***** Supplied records
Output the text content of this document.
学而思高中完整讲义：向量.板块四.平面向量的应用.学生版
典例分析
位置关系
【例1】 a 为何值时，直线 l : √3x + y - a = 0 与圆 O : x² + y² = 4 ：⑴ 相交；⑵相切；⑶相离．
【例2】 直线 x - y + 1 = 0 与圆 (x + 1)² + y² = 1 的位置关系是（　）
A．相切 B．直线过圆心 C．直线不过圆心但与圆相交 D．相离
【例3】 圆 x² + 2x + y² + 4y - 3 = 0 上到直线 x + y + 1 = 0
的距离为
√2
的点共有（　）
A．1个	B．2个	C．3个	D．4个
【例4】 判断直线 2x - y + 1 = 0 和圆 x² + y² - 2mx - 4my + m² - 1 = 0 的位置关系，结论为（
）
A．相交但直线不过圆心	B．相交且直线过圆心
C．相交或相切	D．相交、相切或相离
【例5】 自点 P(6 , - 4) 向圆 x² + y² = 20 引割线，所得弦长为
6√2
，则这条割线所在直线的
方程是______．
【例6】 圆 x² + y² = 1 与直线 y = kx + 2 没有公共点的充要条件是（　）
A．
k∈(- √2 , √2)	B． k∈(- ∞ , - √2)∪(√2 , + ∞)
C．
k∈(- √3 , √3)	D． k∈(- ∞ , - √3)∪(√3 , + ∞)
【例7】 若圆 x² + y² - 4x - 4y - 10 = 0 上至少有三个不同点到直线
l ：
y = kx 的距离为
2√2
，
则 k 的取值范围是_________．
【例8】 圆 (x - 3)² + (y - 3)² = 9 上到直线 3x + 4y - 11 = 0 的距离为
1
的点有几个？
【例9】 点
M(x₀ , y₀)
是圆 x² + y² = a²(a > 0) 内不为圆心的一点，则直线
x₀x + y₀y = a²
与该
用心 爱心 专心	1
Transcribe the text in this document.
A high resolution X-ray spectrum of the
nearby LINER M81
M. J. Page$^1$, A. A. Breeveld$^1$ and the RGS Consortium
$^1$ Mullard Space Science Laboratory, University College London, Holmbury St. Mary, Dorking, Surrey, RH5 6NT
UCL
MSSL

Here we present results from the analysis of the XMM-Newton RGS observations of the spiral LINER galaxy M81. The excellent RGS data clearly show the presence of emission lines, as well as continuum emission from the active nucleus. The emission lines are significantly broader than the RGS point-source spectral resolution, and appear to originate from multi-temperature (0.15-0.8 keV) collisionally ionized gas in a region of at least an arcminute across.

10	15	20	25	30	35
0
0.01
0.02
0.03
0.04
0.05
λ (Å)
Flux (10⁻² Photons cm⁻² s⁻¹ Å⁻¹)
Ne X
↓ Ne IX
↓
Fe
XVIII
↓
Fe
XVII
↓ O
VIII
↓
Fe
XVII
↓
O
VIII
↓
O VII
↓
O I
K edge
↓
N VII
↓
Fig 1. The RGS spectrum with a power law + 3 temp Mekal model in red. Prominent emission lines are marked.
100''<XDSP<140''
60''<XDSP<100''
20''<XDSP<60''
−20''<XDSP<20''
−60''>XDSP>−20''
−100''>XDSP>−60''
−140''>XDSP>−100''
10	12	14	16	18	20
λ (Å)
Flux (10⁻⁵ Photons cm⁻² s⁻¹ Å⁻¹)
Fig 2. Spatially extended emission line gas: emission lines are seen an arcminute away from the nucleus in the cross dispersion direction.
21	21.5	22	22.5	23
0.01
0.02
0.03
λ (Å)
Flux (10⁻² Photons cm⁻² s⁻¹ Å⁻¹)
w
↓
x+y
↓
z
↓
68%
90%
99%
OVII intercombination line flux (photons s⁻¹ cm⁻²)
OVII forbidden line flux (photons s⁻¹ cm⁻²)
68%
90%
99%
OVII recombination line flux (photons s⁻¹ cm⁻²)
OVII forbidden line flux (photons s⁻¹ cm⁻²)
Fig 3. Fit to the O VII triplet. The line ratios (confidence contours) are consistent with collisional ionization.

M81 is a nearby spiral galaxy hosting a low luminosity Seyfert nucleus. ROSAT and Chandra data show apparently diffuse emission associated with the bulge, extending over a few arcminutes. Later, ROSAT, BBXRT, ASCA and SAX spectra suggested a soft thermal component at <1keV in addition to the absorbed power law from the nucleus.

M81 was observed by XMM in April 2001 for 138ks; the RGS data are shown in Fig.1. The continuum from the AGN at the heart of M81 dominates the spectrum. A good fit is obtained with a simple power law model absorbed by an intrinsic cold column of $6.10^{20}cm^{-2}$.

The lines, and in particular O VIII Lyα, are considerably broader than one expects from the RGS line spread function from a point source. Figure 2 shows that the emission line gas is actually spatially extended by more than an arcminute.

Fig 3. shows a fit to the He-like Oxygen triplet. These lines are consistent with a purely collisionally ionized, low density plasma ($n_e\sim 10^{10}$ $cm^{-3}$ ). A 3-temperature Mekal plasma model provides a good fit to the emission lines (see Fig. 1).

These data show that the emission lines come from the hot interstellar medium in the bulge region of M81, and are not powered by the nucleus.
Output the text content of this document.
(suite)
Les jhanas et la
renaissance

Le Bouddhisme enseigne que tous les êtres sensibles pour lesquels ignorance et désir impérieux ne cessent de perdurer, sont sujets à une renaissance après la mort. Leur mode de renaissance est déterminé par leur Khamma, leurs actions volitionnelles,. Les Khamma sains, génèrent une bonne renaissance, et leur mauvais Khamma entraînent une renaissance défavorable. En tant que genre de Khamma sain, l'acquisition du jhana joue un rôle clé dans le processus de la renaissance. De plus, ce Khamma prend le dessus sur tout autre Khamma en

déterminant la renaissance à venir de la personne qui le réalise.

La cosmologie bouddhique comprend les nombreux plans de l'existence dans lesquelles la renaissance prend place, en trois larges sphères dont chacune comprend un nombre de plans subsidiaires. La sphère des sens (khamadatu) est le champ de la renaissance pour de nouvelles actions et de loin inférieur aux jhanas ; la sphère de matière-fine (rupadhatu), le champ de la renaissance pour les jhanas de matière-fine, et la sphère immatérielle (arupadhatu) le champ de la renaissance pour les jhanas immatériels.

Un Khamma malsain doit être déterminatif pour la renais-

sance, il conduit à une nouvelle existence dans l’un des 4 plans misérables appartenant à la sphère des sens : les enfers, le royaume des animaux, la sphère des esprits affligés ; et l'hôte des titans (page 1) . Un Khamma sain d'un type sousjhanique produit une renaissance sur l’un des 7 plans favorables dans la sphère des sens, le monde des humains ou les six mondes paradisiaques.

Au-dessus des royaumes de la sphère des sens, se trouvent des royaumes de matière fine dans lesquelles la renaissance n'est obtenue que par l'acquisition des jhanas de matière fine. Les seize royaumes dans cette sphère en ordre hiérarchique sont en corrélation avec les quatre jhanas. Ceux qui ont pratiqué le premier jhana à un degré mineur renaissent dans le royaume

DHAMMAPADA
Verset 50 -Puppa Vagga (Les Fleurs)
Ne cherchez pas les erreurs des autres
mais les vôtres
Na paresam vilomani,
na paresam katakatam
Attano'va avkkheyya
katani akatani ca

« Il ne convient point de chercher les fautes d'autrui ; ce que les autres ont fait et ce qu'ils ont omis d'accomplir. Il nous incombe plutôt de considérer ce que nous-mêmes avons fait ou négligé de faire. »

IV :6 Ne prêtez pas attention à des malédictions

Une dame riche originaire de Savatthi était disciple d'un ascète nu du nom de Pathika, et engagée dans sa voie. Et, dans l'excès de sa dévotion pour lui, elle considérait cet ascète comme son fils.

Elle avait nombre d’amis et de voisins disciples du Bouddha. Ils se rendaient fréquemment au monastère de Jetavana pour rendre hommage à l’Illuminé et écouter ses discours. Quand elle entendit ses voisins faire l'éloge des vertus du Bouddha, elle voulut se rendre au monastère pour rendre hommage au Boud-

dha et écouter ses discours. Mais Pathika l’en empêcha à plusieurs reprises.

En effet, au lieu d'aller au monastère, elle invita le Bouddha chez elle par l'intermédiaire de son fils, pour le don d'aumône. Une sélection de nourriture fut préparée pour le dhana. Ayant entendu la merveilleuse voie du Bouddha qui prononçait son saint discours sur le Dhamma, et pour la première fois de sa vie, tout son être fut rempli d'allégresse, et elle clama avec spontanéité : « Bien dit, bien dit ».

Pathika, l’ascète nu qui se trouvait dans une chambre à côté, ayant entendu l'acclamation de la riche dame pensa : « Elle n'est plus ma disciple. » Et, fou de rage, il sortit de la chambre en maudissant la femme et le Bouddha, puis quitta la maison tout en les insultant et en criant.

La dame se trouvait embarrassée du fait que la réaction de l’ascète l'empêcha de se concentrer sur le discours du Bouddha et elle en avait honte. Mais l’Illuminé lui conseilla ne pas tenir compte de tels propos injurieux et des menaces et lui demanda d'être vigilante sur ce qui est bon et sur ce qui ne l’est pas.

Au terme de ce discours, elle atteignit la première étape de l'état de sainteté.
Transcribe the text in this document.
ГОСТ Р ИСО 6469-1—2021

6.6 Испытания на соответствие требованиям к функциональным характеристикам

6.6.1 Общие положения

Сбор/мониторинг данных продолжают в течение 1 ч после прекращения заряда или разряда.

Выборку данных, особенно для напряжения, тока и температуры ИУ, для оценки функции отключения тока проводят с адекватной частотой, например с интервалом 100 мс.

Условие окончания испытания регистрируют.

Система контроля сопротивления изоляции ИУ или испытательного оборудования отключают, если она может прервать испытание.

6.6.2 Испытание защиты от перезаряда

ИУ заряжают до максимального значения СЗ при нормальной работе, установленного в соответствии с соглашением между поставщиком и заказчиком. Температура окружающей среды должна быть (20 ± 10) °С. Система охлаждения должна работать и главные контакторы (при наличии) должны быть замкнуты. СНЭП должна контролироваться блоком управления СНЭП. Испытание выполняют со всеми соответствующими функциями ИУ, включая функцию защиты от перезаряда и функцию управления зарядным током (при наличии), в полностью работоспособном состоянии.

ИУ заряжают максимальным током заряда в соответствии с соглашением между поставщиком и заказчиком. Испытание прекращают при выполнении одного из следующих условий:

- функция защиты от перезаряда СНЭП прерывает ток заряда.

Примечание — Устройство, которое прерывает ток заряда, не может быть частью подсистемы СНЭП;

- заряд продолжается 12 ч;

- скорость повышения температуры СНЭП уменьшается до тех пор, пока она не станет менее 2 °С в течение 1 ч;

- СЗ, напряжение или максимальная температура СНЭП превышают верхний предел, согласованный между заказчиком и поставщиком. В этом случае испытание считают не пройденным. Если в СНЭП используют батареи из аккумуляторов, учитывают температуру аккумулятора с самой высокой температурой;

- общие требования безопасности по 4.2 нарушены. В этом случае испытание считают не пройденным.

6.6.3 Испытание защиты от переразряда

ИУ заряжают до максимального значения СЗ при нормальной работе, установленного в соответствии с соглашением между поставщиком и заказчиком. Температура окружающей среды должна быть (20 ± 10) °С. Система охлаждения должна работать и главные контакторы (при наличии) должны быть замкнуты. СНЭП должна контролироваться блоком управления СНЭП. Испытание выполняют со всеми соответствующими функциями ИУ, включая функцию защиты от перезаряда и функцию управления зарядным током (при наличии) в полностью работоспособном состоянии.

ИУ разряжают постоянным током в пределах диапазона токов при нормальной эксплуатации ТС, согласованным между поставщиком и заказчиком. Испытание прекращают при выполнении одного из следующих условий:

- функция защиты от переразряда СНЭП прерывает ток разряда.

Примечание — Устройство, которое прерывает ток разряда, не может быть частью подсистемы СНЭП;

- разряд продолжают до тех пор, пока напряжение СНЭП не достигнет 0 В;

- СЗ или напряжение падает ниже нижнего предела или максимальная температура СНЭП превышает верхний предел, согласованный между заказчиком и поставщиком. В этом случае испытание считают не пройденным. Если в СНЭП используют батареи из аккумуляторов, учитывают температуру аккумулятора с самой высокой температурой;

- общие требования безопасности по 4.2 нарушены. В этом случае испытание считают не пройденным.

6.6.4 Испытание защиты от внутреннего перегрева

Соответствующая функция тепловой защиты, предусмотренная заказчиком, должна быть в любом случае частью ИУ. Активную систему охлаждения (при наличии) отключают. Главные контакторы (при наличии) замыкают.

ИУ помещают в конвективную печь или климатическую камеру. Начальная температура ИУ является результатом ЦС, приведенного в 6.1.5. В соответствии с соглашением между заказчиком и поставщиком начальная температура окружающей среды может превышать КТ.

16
**********
**Aim**
How many lines in the records above contain the word "пока"? Reply with the number and nothing more.

**The completed task**
2